- _提供された抜粋_:
****************

群馬大学 手話サポーター養成プロジェクト室

プロジェクト概要Project

プロジェクトのこれから

第2期事業「聴覚障害に関わる支援人材育成を目的とした遠隔手話教育システムの構築」(2021〜2030年度)で目指すことを、事業代表の金澤が語り手、スタッフの二神(現 日本社会事業大学専任講師)が聞き手の対談形式でまとめました。
この対談は、2021年6月に行われました。

第2期事業目標

二神第1期の事業は、聴覚障害学生の手話通訳ニーズを満たすことと、手話通訳者養成の人材不足そのものを解消するために高等教育機関で学生を養成するシステムの原型を作り上げてきたわけですが、第2期ではどのような事業目標は描いているのでしょうか。

金澤高等教育機関で養成する形での手話通訳の国家資格化と、「手話」の教科化。この2つの制度化を目指し、制度の実現を想定して、そのコンテンツとなる授業を実践しつつ開発します。そしてこれをオンラインで全国から受講できるようにするようにすることです。

****************

- _データ内容_:
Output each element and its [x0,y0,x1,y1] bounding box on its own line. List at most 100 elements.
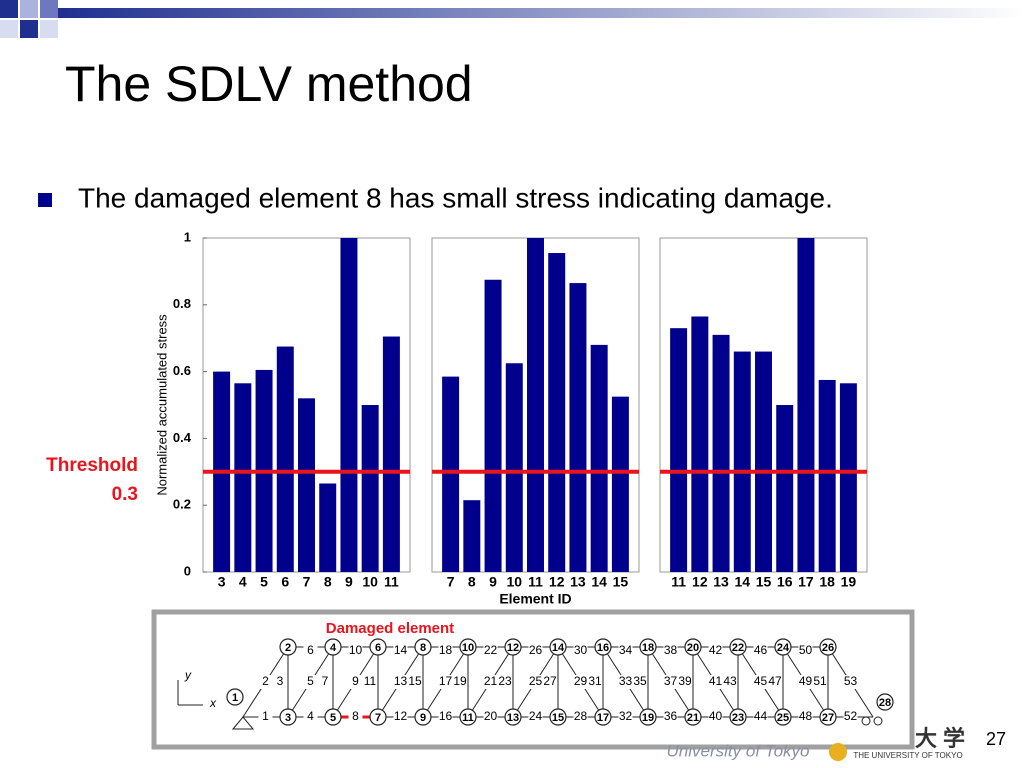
element-label-bg [303,675,318,689]
element-label: 11 [364,674,377,688]
node-label: 25 [777,712,789,724]
node-circle [684,638,702,656]
node-label: 20 [687,642,699,654]
node-label: 22 [732,642,744,654]
element-label: 46 [754,643,768,657]
node-circle [729,708,747,726]
element-label-bg [453,675,467,689]
support-pin [231,716,255,730]
x-tick-label: 8 [468,574,476,590]
element-label-bg [573,675,588,689]
node-circle [504,638,522,656]
element-label: 36 [664,709,678,723]
y-tick-label: 0.6 [173,363,191,378]
node-label: 7 [375,712,381,724]
element-label-bg [393,644,408,658]
element-label-bg [258,675,273,689]
x-tick-label: 11 [671,574,686,590]
bar [818,379,836,572]
node-label: 11 [462,712,474,724]
element-label: 16 [439,709,453,723]
page-number: 27 [986,729,1006,749]
node-label: 27 [822,712,834,724]
element-label-bg [543,675,557,689]
deco-square [20,0,38,18]
element-label-bg [438,675,453,689]
element-label: 25 [529,674,543,688]
node-label: 9 [420,712,426,724]
bar [548,253,566,572]
bar [755,351,772,572]
bar [590,344,608,572]
element-label-bg [528,644,543,658]
axis-y-label: y [184,668,192,682]
node-label: 10 [462,642,474,654]
element-label: 30 [574,643,588,657]
element-label-bg [663,675,678,689]
element-label: 51 [813,674,827,688]
y-tick-label: 0.8 [173,296,191,311]
element-label-bg [363,675,377,689]
element-label: 27 [543,674,557,688]
element-label: 53 [844,674,858,688]
x-tick-label: 7 [447,574,455,590]
y-tick-label: 0.4 [173,430,192,445]
y-tick-label: 1 [184,229,191,244]
node-label: 5 [330,712,336,724]
x-tick-label: 13 [713,574,729,590]
element-label: 26 [529,643,543,657]
element-label-bg [798,644,813,658]
footer-logo-text: University of Tokyo [667,741,810,760]
node-label: 14 [552,642,565,654]
slide-title: The SDLV method [65,56,473,112]
element-label-bg [663,644,678,658]
node-circle [414,708,432,726]
y-tick-label: 0 [184,563,191,578]
node-label: 3 [285,712,291,724]
element-label: 34 [619,643,633,657]
bar [776,405,794,572]
element-label-bg [573,710,588,724]
element-label-bg [618,710,633,724]
x-tick-label: 10 [506,574,522,590]
element-label: 9 [352,674,359,688]
element-label-bg [483,675,498,689]
bar [361,405,379,572]
element-label: 31 [588,674,602,688]
node-circle [226,688,244,706]
element-label-bg [438,644,453,658]
element-label-bg [348,710,363,724]
node-circle [819,708,837,726]
element-label: 14 [394,643,408,657]
element-label: 28 [574,709,588,723]
element-label-bg [723,675,737,689]
element-label: 17 [439,674,453,688]
bar [611,396,629,572]
node-circle [549,638,567,656]
node-label: 26 [822,642,834,654]
x-tick-label: 16 [777,574,793,590]
node-circle [369,638,387,656]
x-tick-label: 3 [218,574,226,590]
bullet-marker [38,193,52,207]
element-label-bg [708,675,723,689]
element-label-bg [393,675,408,689]
node-label: 17 [597,712,609,724]
element-label: 47 [768,674,782,688]
element-label: 35 [633,674,647,688]
bar [691,316,709,572]
deco-square [40,20,58,38]
node-circle [459,708,477,726]
element-label: 49 [799,674,813,688]
element-label: 23 [498,674,512,688]
x-tick-label: 14 [591,574,607,590]
x-tick-label: 6 [281,574,289,590]
element-label-bg [303,710,318,724]
bar [839,383,857,572]
node-circle [369,708,387,726]
element-label: 48 [799,709,813,723]
bar [276,346,294,572]
element-label-bg [303,644,318,658]
element-label-bg [393,710,408,724]
element-label-bg [618,675,633,689]
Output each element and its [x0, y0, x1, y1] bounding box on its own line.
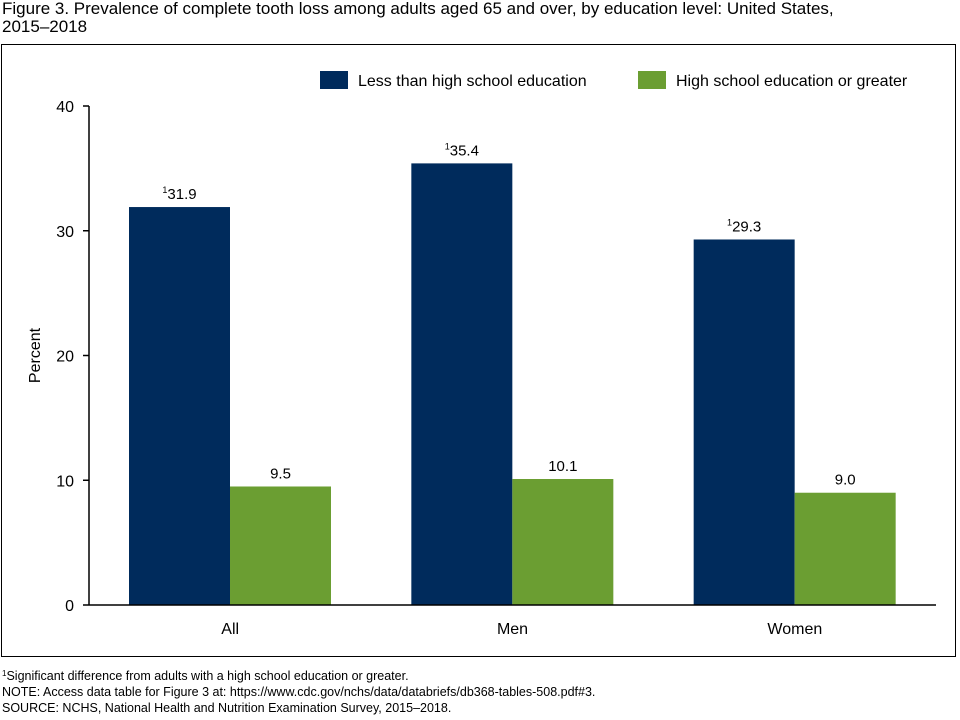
figure-title: Figure 3. Prevalence of complete tooth l… — [2, 0, 952, 36]
x-tick-label-all: All — [221, 621, 239, 638]
y-tick-label-30: 30 — [56, 224, 74, 241]
legend-swatch-series-2 — [638, 71, 666, 89]
footnote-significance-text: Significant difference from adults with … — [6, 669, 409, 683]
y-tick-label-10: 10 — [56, 473, 74, 490]
x-tick-label-men: Men — [497, 621, 528, 638]
bar-women-series-2 — [794, 492, 896, 605]
significance-marker: 1 — [445, 141, 450, 151]
significance-marker: 1 — [162, 185, 167, 195]
bar-men-series-2 — [512, 479, 614, 605]
footnotes: 1Significant difference from adults with… — [2, 668, 952, 716]
y-axis-label: Percent — [27, 327, 44, 383]
footnote-marker: 1 — [2, 669, 7, 678]
figure-title-line-1: Figure 3. Prevalence of complete tooth l… — [2, 0, 834, 18]
bar-all-series-2 — [230, 486, 331, 605]
footnote-significance: 1Significant difference from adults with… — [2, 668, 952, 684]
footnote-source: SOURCE: NCHS, National Health and Nutrit… — [2, 701, 452, 715]
data-label-women-series-1: 129.3 — [727, 217, 761, 235]
data-label-value: 29.3 — [732, 218, 761, 235]
y-tick-label-0: 0 — [65, 598, 74, 615]
legend-swatch-series-1 — [320, 71, 348, 89]
legend-label-series-2: High school education or greater — [676, 73, 908, 90]
bar-men-series-1 — [411, 163, 513, 605]
data-label-women-series-2: 9.0 — [835, 472, 856, 489]
figure-title-line-2: 2015–2018 — [2, 17, 88, 36]
data-label-all-series-1: 131.9 — [162, 185, 196, 203]
chart-frame: 131.9 9.5 All 135.4 10.1 Men 129.3 9.0 Women 0 10 2… — [1, 44, 956, 657]
data-label-all-series-2: 9.5 — [270, 465, 291, 482]
bar-chart: 131.99.5All135.410.1Men129.39.0Women0102… — [27, 71, 936, 638]
x-tick-label-women: Women — [767, 621, 822, 638]
footnote-note: NOTE: Access data table for Figure 3 at:… — [2, 685, 596, 699]
bar-all-series-1 — [129, 207, 230, 606]
y-tick-label-20: 20 — [56, 349, 74, 366]
data-label-value: 35.4 — [450, 142, 479, 159]
bar-women-series-1 — [693, 239, 795, 606]
y-tick-label-40: 40 — [56, 99, 74, 116]
data-label-men-series-1: 135.4 — [445, 141, 479, 159]
data-label-men-series-2: 10.1 — [548, 458, 577, 475]
data-label-value: 31.9 — [167, 186, 196, 203]
legend-label-series-1: Less than high school education — [358, 73, 587, 90]
significance-marker: 1 — [727, 217, 732, 227]
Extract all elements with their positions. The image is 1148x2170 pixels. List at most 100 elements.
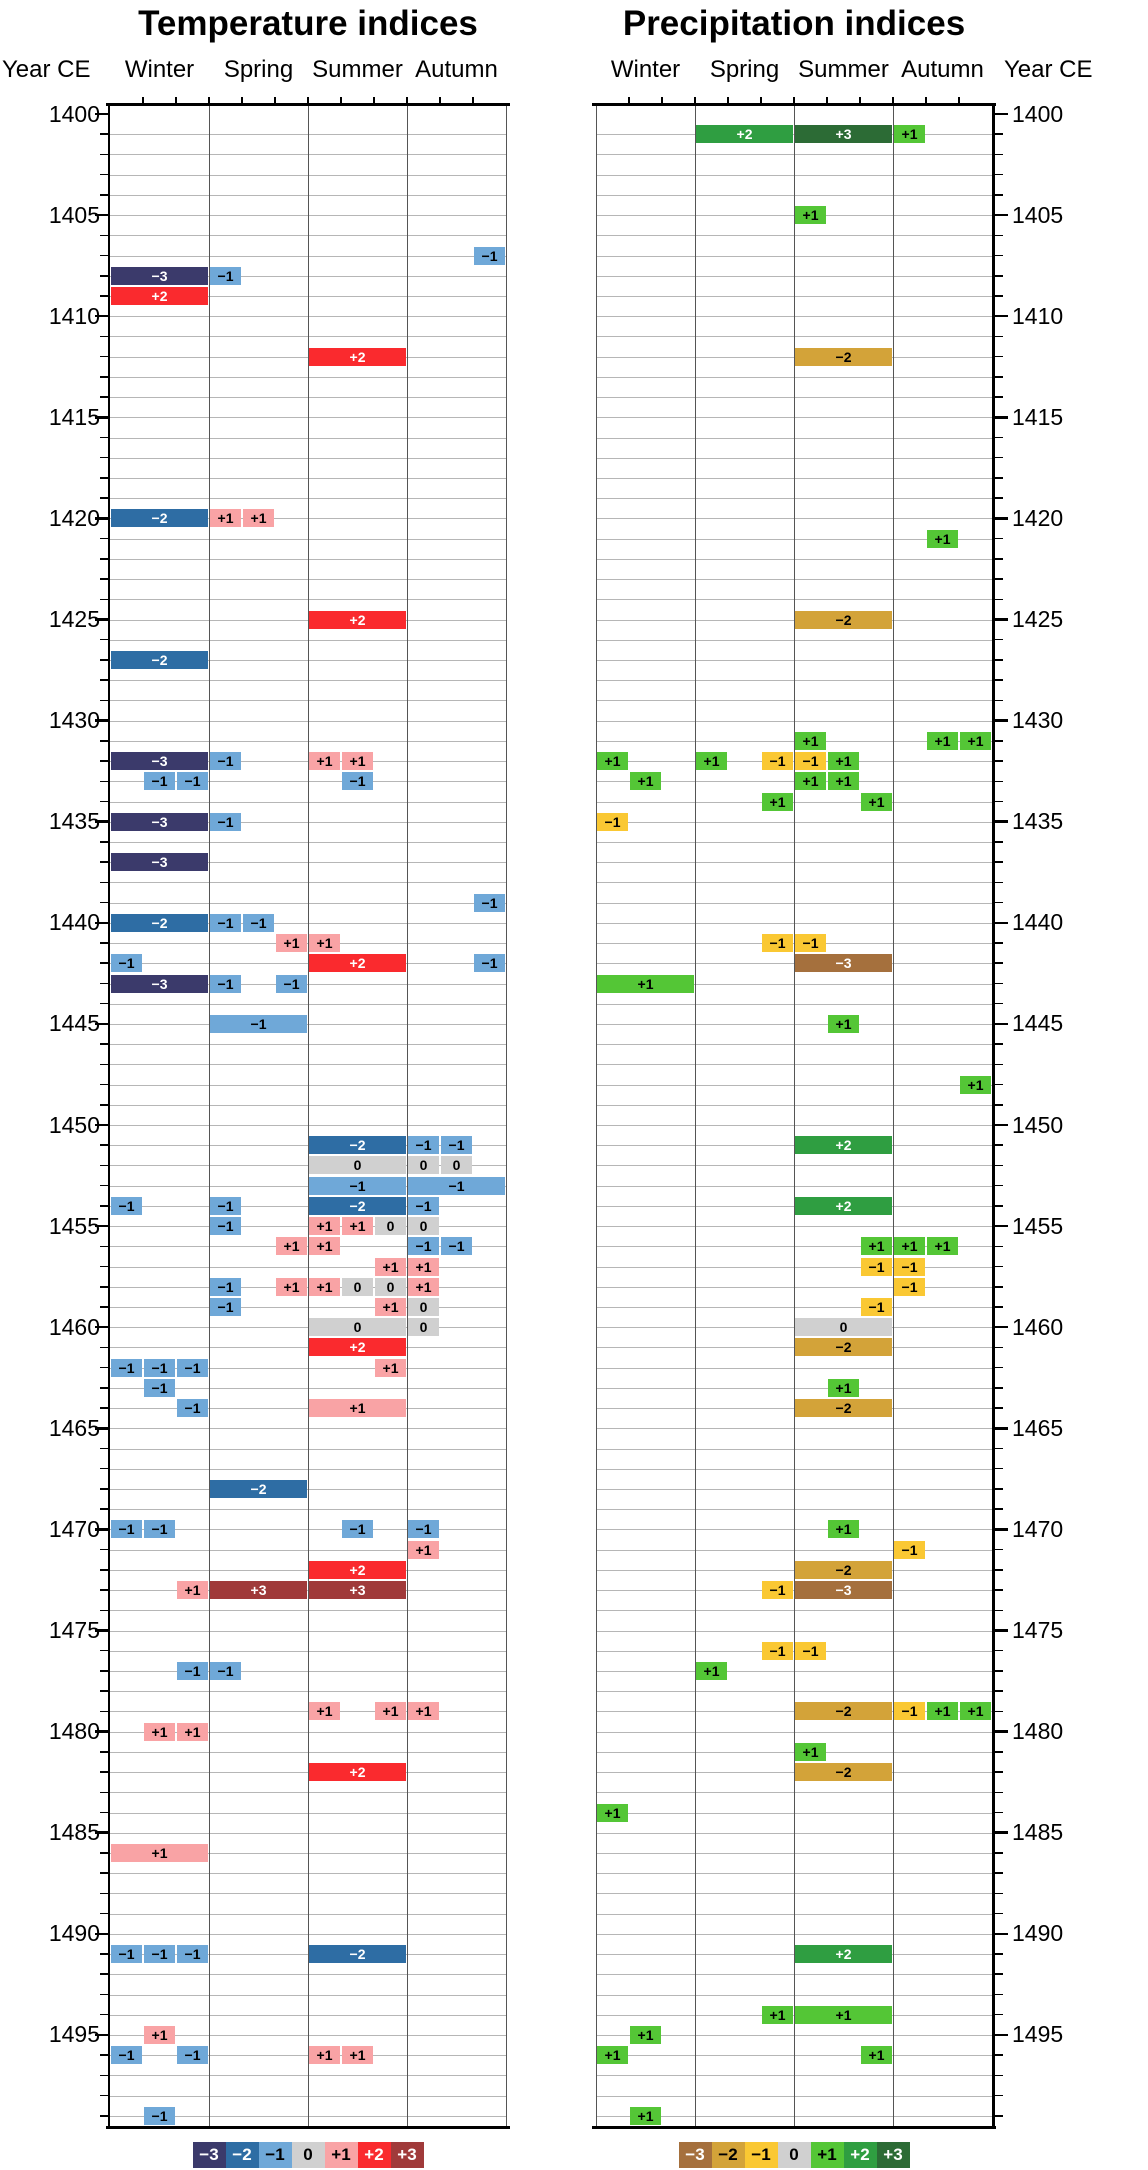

****************

- _課題指示 1_:
手話サポーター養成プロジェクトの抜粋から、「群馬大学 手話サポーター養成プロジェクト室」から「この対談は、2021年6月に行われました。」までの部分を一字一句変えずに出力してください。
- _課題指示 2_:
手話サポーター養成プロジェクトについての文章を、最後の文の後から書き継いでください。

- _実行結果 1_:
群馬大学 手話サポーター養成プロジェクト室

プロジェクト概要Project

プロジェクトのこれから

第2期事業「聴覚障害に関わる支援人材育成を目的とした遠隔手話教育システムの構築」(2021〜2030年度)で目指すことを、事業代表の金澤が語り手、スタッフの二神(現 日本社会事業大学専任講師)が聞き手の対談形式でまとめました。
この対談は、2021年6月に行われました。

- _実行結果 2_:
第1期のときに、大学で手話通訳者を養成するモデルを群馬大学で作るという目標をたてた。しかし、手話通訳者養成に特化した専攻を立ち上げるというものではなくて、主な学びは別のもの(例えば、教育とか福祉とか)にあるけれど、単位をいくつかとると、手話通訳の資格も取れるという形。で、方法としては、地域の養成講座の基本・応用・実践の単位を落とし込んで。その前に手話習得をしなければならないのでその講義も設けた。その時の思いは、「群馬大学でモデルを確立させると、波及効果で他大学が真似をしてくれる」という発想でした。でも、現実的に考えると、なかなか難しいということがわかってきた。制度上のカリキュラムモデルだけを作ることはできるけれども、大事なのは制度を整えるだけではなくて、実際に効果がある手話の指導法を開発するということ。それも含めて、他大学でも真似ができるようなものを作らなければならないと。ところが、先進的なカリキュラムや指導法を開発すればするほど、「群馬大学だからできた」となるので、そうなると、他所では真似できないというジレンマが発生します。結局のところ、他所も真似してくれるだろうといった「他力本願」的な考えでは、全国の手話通訳者養成は変えられないと思ったわけです。

そこで、群馬大学の授業をオンラインで全国各地で受講できるようにすれば、「他力本願」ではなくて、主体的に全国の養成のあり方を変えることができる推進力になるだろうと考えました。そして、群馬大学以外の人にどうやったら受講してもらえるだろうか、学んでもらえるだろうか、と考えていたところに、期せずして、「コロナ禍」がやってきました。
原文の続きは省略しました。